───── Records shown ─────

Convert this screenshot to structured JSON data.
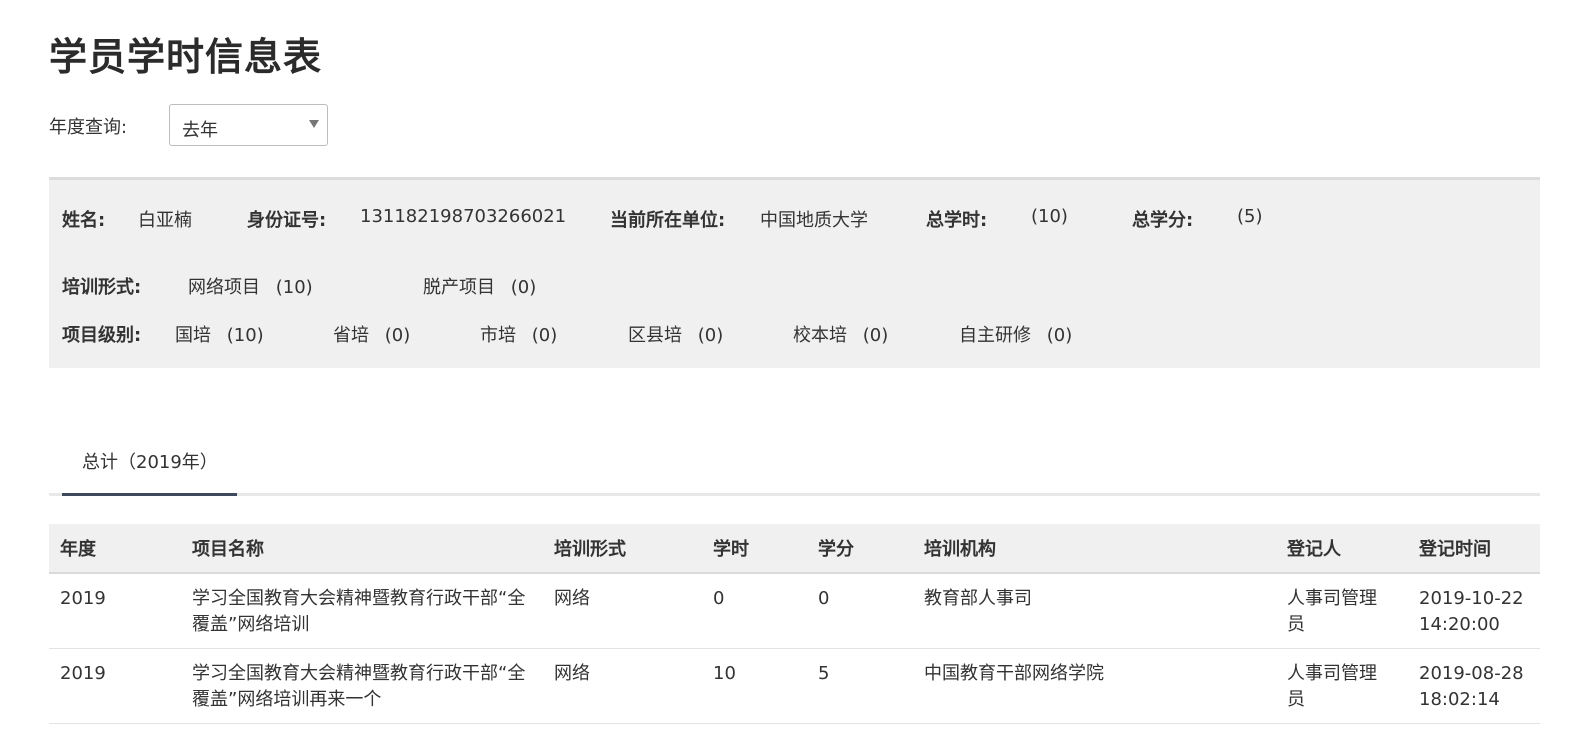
{
  "page_title": "学员学时信息表",
  "year_filter": {
    "label": "年度查询:",
    "selected": "去年"
  },
  "student": {
    "name_label": "姓名:",
    "name": "白亚楠",
    "id_label": "身份证号:",
    "id_number": "131182198703266021",
    "unit_label": "当前所在单位:",
    "unit": "中国地质大学",
    "total_hours_label": "总学时:",
    "total_hours": "(10)",
    "total_credits_label": "总学分:",
    "total_credits": "(5)"
  },
  "training_form": {
    "label": "培训形式:",
    "items": [
      {
        "name": "网络项目",
        "count": "(10)"
      },
      {
        "name": "脱产项目",
        "count": "(0)"
      }
    ]
  },
  "project_level": {
    "label": "项目级别:",
    "items": [
      {
        "name": "国培",
        "count": "(10)"
      },
      {
        "name": "省培",
        "count": "(0)"
      },
      {
        "name": "市培",
        "count": "(0)"
      },
      {
        "name": "区县培",
        "count": "(0)"
      },
      {
        "name": "校本培",
        "count": "(0)"
      },
      {
        "name": "自主研修",
        "count": "(0)"
      }
    ]
  },
  "tabs": [
    {
      "label": "总计（2019年）",
      "active": true
    }
  ],
  "table": {
    "headers": [
      "年度",
      "项目名称",
      "培训形式",
      "学时",
      "学分",
      "培训机构",
      "登记人",
      "登记时间"
    ],
    "rows": [
      [
        "2019",
        "学习全国教育大会精神暨教育行政干部“全覆盖”网络培训",
        "网络",
        "0",
        "0",
        "教育部人事司",
        "人事司管理员",
        "2019-10-22 14:20:00"
      ],
      [
        "2019",
        "学习全国教育大会精神暨教育行政干部“全覆盖”网络培训再来一个",
        "网络",
        "10",
        "5",
        "中国教育干部网络学院",
        "人事司管理员",
        "2019-08-28 18:02:14"
      ]
    ]
  }
}
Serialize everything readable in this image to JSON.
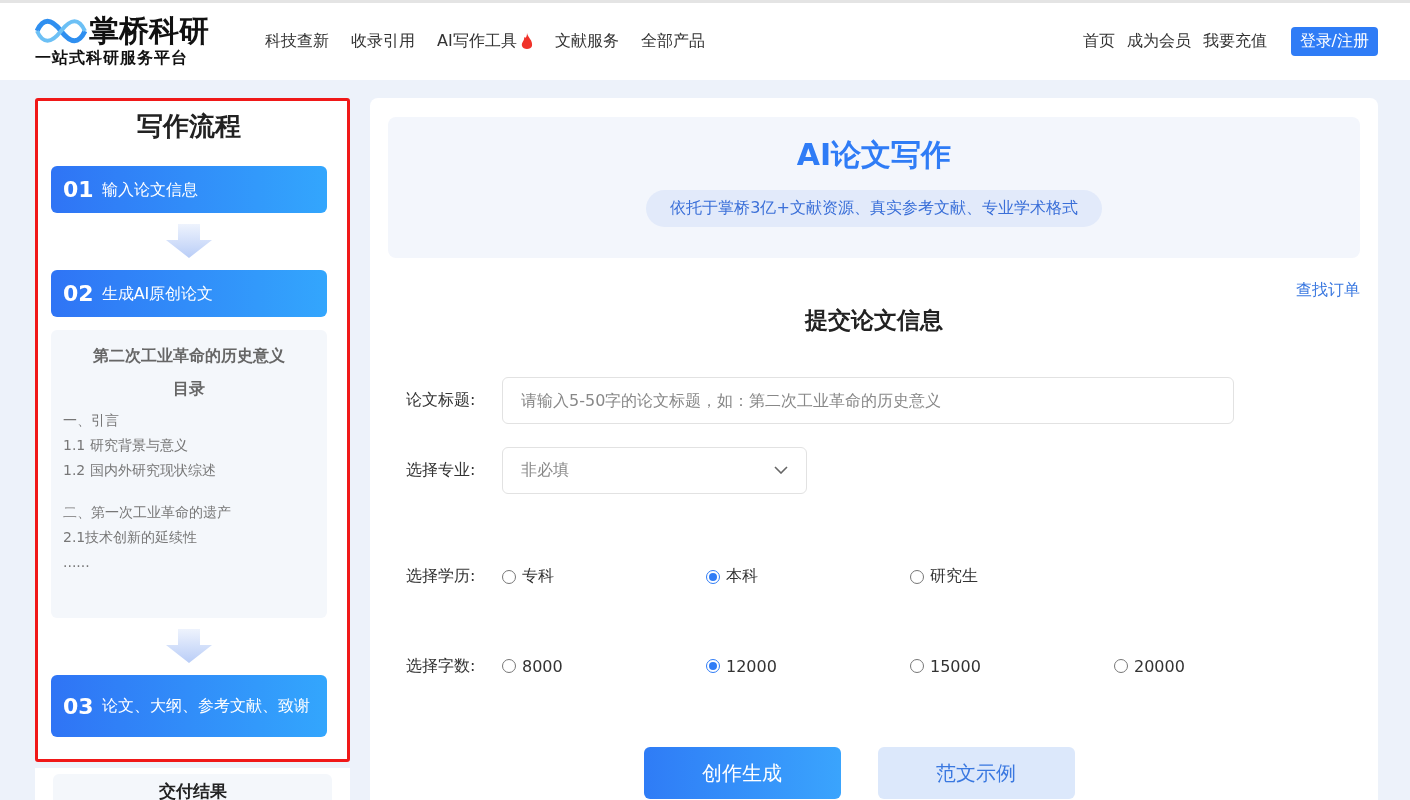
{
  "header": {
    "logo": {
      "name": "掌桥科研",
      "slogan": "一站式科研服务平台"
    },
    "nav": [
      {
        "label": "科技查新",
        "hot": false
      },
      {
        "label": "收录引用",
        "hot": false
      },
      {
        "label": "AI写作工具",
        "hot": true
      },
      {
        "label": "文献服务",
        "hot": false
      },
      {
        "label": "全部产品",
        "hot": false
      }
    ],
    "right_links": [
      "首页",
      "成为会员",
      "我要充值"
    ],
    "login_button": "登录/注册"
  },
  "sidebar": {
    "title": "写作流程",
    "annotation_frame": true,
    "flow": [
      {
        "kind": "step",
        "number": "01",
        "label": "输入论文信息"
      },
      {
        "kind": "arrow"
      },
      {
        "kind": "step",
        "number": "02",
        "label": "生成AI原创论文"
      },
      {
        "kind": "preview",
        "title": "第二次工业革命的历史意义",
        "toc_heading": "目录",
        "sections": [
          [
            "一、引言",
            "1.1 研究背景与意义",
            "1.2 国内外研究现状综述"
          ],
          [
            "二、第一次工业革命的遗产",
            "2.1技术创新的延续性",
            "......"
          ]
        ]
      },
      {
        "kind": "arrow"
      },
      {
        "kind": "step",
        "number": "03",
        "label": "论文、大纲、参考文献、致谢"
      }
    ],
    "delivery_title": "交付结果"
  },
  "main": {
    "hero": {
      "title": "AI论文写作",
      "subtitle": "依托于掌桥3亿+文献资源、真实参考文献、专业学术格式"
    },
    "find_order_link": "查找订单",
    "form_title": "提交论文信息",
    "fields": [
      {
        "kind": "text",
        "label": "论文标题:",
        "placeholder": "请输入5-50字的论文标题，如：第二次工业革命的历史意义"
      },
      {
        "kind": "select",
        "label": "选择专业:",
        "placeholder": "非必填"
      },
      {
        "kind": "radio",
        "label": "选择学历:",
        "options": [
          {
            "label": "专科",
            "selected": false
          },
          {
            "label": "本科",
            "selected": true
          },
          {
            "label": "研究生",
            "selected": false
          }
        ]
      },
      {
        "kind": "radio",
        "label": "选择字数:",
        "options": [
          {
            "label": "8000",
            "selected": false
          },
          {
            "label": "12000",
            "selected": true
          },
          {
            "label": "15000",
            "selected": false
          },
          {
            "label": "20000",
            "selected": false
          }
        ]
      }
    ],
    "buttons": [
      {
        "kind": "primary",
        "label": "创作生成"
      },
      {
        "kind": "secondary",
        "label": "范文示例"
      }
    ]
  }
}
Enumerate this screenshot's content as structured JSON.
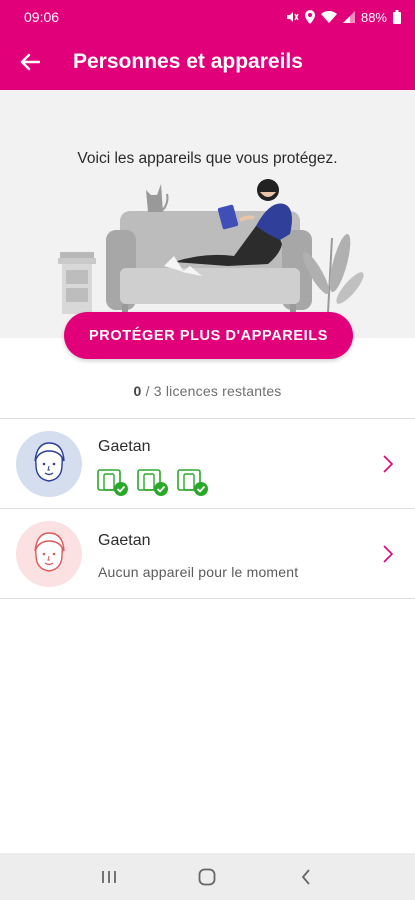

─────

#### Work required
Pictures are not part of the copy; reproduce everything else in the records exactly.

#### Finished answer
Convert this screenshot to structured JSON data.
{
  "page_title": "学员学时信息表",
  "year_filter": {
    "label": "年度查询:",
    "selected": "去年"
  },
  "student": {
    "name_label": "姓名:",
    "name": "白亚楠",
    "id_label": "身份证号:",
    "id_number": "131182198703266021",
    "unit_label": "当前所在单位:",
    "unit": "中国地质大学",
    "total_hours_label": "总学时:",
    "total_hours": "(10)",
    "total_credits_label": "总学分:",
    "total_credits": "(5)"
  },
  "training_form": {
    "label": "培训形式:",
    "items": [
      {
        "name": "网络项目",
        "count": "(10)"
      },
      {
        "name": "脱产项目",
        "count": "(0)"
      }
    ]
  },
  "project_level": {
    "label": "项目级别:",
    "items": [
      {
        "name": "国培",
        "count": "(10)"
      },
      {
        "name": "省培",
        "count": "(0)"
      },
      {
        "name": "市培",
        "count": "(0)"
      },
      {
        "name": "区县培",
        "count": "(0)"
      },
      {
        "name": "校本培",
        "count": "(0)"
      },
      {
        "name": "自主研修",
        "count": "(0)"
      }
    ]
  },
  "tabs": [
    {
      "label": "总计（2019年）",
      "active": true
    }
  ],
  "table": {
    "headers": [
      "年度",
      "项目名称",
      "培训形式",
      "学时",
      "学分",
      "培训机构",
      "登记人",
      "登记时间"
    ],
    "rows": [
      [
        "2019",
        "学习全国教育大会精神暨教育行政干部“全覆盖”网络培训",
        "网络",
        "0",
        "0",
        "教育部人事司",
        "人事司管理员",
        "2019-10-22 14:20:00"
      ],
      [
        "2019",
        "学习全国教育大会精神暨教育行政干部“全覆盖”网络培训再来一个",
        "网络",
        "10",
        "5",
        "中国教育干部网络学院",
        "人事司管理员",
        "2019-08-28 18:02:14"
      ]
    ]
  }
}
Serialize everything readable in this image to JSON.
{
  "header": {
    "logo": {
      "name": "掌桥科研",
      "slogan": "一站式科研服务平台"
    },
    "nav": [
      {
        "label": "科技查新",
        "hot": false
      },
      {
        "label": "收录引用",
        "hot": false
      },
      {
        "label": "AI写作工具",
        "hot": true
      },
      {
        "label": "文献服务",
        "hot": false
      },
      {
        "label": "全部产品",
        "hot": false
      }
    ],
    "right_links": [
      "首页",
      "成为会员",
      "我要充值"
    ],
    "login_button": "登录/注册"
  },
  "sidebar": {
    "title": "写作流程",
    "annotation_frame": true,
    "flow": [
      {
        "kind": "step",
        "number": "01",
        "label": "输入论文信息"
      },
      {
        "kind": "arrow"
      },
      {
        "kind": "step",
        "number": "02",
        "label": "生成AI原创论文"
      },
      {
        "kind": "preview",
        "title": "第二次工业革命的历史意义",
        "toc_heading": "目录",
        "sections": [
          [
            "一、引言",
            "1.1 研究背景与意义",
            "1.2 国内外研究现状综述"
          ],
          [
            "二、第一次工业革命的遗产",
            "2.1技术创新的延续性",
            "......"
          ]
        ]
      },
      {
        "kind": "arrow"
      },
      {
        "kind": "step",
        "number": "03",
        "label": "论文、大纲、参考文献、致谢"
      }
    ],
    "delivery_title": "交付结果"
  },
  "main": {
    "hero": {
      "title": "AI论文写作",
      "subtitle": "依托于掌桥3亿+文献资源、真实参考文献、专业学术格式"
    },
    "find_order_link": "查找订单",
    "form_title": "提交论文信息",
    "fields": [
      {
        "kind": "text",
        "label": "论文标题:",
        "placeholder": "请输入5-50字的论文标题，如：第二次工业革命的历史意义"
      },
      {
        "kind": "select",
        "label": "选择专业:",
        "placeholder": "非必填"
      },
      {
        "kind": "radio",
        "label": "选择学历:",
        "options": [
          {
            "label": "专科",
            "selected": false
          },
          {
            "label": "本科",
            "selected": true
          },
          {
            "label": "研究生",
            "selected": false
          }
        ]
      },
      {
        "kind": "radio",
        "label": "选择字数:",
        "options": [
          {
            "label": "8000",
            "selected": false
          },
          {
            "label": "12000",
            "selected": true
          },
          {
            "label": "15000",
            "selected": false
          },
          {
            "label": "20000",
            "selected": false
          }
        ]
      }
    ],
    "buttons": [
      {
        "kind": "primary",
        "label": "创作生成"
      },
      {
        "kind": "secondary",
        "label": "范文示例"
      }
    ]
  }
}
Enumerate this screenshot's content as structured JSON.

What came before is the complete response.